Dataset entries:
____________

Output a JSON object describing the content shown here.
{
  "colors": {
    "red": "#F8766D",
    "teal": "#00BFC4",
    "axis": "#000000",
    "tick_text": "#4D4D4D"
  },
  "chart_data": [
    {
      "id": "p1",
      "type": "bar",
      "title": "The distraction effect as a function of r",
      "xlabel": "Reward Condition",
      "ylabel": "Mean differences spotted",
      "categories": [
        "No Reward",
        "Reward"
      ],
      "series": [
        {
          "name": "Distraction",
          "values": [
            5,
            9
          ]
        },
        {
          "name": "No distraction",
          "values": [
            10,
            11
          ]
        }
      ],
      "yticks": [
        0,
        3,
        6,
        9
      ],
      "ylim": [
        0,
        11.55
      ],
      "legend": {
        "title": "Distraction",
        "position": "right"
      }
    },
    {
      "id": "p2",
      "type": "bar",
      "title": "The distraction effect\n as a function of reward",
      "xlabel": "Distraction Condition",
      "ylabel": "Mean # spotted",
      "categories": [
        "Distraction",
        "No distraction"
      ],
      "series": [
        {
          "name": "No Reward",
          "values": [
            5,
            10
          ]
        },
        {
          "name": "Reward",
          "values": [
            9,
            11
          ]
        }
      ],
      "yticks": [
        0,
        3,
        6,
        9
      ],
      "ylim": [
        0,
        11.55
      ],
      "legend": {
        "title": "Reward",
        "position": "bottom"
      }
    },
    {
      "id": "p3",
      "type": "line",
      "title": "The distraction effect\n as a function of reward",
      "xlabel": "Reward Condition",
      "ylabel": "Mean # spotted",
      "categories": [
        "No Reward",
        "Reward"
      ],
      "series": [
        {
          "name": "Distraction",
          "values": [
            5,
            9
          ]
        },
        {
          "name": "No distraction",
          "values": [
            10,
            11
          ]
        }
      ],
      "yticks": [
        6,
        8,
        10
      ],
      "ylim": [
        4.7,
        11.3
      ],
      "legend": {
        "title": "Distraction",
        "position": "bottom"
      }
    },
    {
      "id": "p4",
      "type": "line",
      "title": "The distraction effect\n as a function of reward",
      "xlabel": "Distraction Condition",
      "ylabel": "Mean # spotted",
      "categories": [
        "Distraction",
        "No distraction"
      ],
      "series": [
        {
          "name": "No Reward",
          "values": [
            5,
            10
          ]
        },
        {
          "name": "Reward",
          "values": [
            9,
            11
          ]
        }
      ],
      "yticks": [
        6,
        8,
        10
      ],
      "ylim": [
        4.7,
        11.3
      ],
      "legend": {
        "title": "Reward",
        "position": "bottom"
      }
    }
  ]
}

____________

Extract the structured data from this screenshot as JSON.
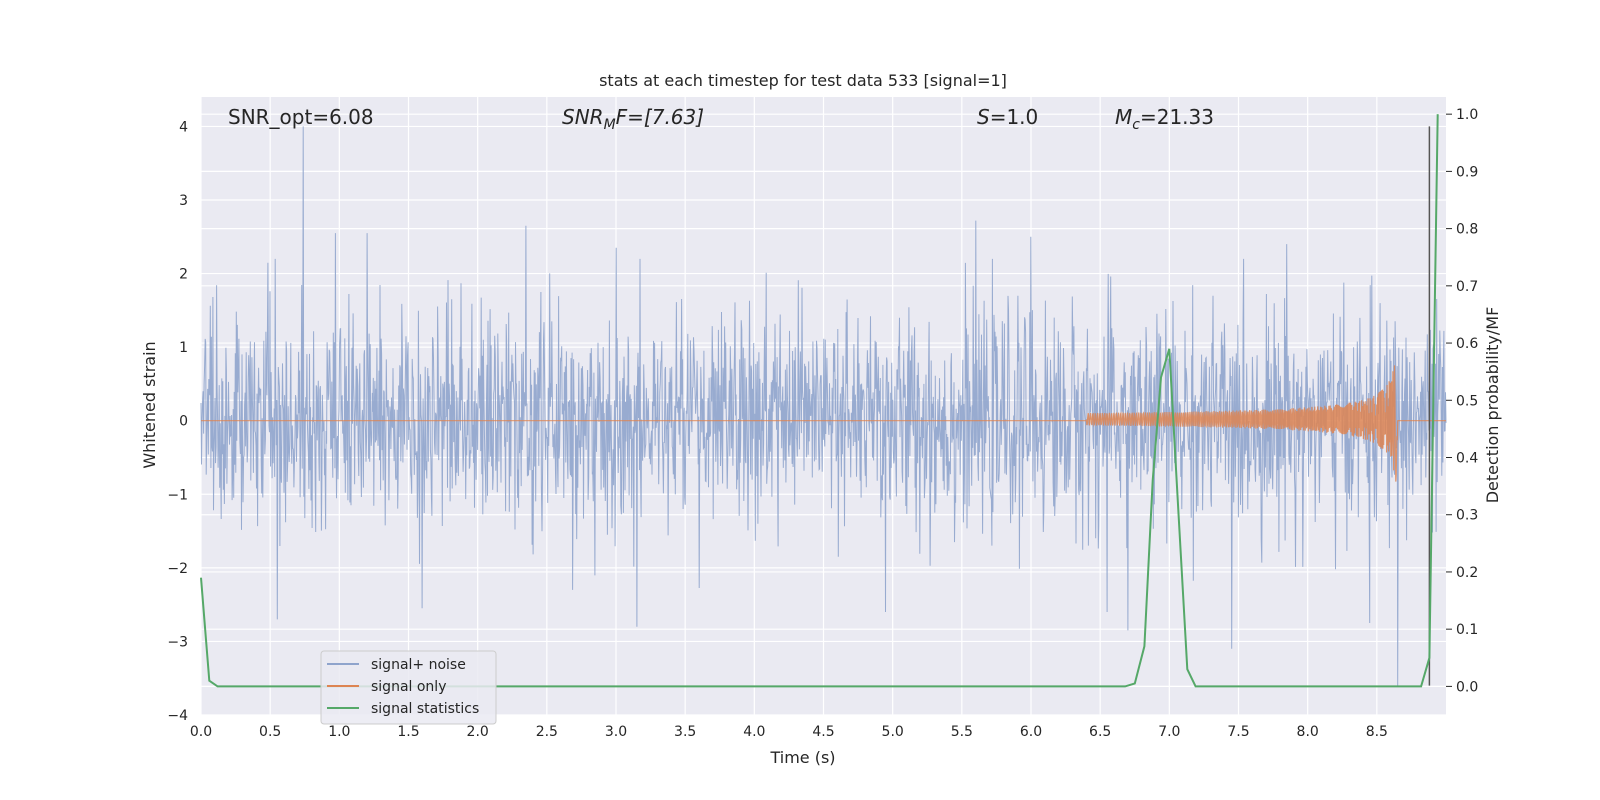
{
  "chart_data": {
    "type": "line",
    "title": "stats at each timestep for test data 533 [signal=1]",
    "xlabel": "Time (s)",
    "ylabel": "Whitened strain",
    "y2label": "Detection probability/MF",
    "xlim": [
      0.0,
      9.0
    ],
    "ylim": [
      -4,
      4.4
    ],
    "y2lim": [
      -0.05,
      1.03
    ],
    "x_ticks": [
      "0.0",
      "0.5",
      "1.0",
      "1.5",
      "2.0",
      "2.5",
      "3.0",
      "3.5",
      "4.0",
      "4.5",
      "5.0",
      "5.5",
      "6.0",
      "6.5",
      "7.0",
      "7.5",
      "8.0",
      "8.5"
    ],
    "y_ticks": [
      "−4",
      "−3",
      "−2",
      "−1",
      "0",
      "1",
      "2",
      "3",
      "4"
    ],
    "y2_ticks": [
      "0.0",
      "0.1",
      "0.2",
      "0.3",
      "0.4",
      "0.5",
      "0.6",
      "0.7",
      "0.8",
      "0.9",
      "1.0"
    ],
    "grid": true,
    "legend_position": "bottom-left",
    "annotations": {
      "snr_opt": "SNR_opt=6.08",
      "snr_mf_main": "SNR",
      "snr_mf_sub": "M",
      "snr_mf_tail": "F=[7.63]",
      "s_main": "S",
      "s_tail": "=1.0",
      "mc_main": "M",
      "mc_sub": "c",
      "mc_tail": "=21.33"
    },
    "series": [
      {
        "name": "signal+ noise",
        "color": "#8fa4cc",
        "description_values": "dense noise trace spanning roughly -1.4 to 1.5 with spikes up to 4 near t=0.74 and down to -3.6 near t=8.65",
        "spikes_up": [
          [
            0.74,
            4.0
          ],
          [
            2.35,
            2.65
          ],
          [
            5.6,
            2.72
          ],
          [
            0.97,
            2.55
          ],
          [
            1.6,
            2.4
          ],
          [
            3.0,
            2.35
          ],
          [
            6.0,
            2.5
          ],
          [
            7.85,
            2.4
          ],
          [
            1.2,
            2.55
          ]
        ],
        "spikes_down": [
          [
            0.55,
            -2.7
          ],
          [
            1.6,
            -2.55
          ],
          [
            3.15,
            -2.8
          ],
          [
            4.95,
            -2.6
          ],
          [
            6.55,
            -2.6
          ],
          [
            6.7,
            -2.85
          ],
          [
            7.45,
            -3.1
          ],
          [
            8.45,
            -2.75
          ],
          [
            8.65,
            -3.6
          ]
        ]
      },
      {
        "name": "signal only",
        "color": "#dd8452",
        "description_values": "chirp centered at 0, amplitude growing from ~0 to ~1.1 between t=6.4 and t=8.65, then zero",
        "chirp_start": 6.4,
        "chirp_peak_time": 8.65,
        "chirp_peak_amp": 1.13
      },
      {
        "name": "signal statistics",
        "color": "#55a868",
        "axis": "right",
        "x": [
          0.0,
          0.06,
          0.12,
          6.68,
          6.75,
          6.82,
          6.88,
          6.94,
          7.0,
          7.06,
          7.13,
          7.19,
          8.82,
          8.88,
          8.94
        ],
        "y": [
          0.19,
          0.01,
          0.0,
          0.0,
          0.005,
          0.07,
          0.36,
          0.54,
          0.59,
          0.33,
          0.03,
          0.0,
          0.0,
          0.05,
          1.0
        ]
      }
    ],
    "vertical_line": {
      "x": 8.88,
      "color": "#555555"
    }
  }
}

____________

Task to carry out: For the entries above, count the lines that contain the string "signal", and state that number without further comment.

Exercise solution: 4